## Given instruction:
From the data that follows, copy every line holding the string "Matchmaker".

## Material for the task:
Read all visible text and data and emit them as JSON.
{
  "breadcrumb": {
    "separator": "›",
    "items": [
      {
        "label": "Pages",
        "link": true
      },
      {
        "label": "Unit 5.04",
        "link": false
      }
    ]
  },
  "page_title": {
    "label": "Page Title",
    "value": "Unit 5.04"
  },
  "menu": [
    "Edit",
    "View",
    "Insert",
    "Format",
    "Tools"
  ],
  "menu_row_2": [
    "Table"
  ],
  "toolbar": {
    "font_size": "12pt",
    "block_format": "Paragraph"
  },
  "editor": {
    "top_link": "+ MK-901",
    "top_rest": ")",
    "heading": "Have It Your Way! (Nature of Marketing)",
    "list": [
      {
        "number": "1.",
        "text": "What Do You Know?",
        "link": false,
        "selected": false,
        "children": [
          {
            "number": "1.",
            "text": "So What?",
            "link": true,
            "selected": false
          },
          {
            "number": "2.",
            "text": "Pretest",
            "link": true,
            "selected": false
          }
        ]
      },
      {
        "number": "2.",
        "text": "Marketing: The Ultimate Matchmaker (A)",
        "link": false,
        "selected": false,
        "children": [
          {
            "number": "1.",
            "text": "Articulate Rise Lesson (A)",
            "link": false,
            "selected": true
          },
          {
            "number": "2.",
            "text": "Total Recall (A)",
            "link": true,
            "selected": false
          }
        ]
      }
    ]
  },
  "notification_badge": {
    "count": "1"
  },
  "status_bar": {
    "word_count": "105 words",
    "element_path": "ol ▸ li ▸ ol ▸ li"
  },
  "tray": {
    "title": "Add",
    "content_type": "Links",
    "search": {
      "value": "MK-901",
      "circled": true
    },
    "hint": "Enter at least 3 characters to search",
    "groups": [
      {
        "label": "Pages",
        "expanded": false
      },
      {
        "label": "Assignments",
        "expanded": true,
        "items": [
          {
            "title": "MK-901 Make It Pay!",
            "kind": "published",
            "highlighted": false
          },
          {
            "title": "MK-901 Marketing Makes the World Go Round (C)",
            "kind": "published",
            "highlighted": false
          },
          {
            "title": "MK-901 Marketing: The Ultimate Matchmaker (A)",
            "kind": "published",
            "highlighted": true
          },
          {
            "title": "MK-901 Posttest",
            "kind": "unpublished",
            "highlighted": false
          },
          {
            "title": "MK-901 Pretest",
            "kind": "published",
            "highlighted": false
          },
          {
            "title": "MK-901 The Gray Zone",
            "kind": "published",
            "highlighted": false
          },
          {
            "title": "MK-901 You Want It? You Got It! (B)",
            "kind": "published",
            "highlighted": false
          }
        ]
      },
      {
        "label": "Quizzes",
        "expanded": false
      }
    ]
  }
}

## Written solution:
        "text": "Marketing: The Ultimate Matchmaker (A)",
            "title": "MK-901 Marketing: The Ultimate Matchmaker (A)",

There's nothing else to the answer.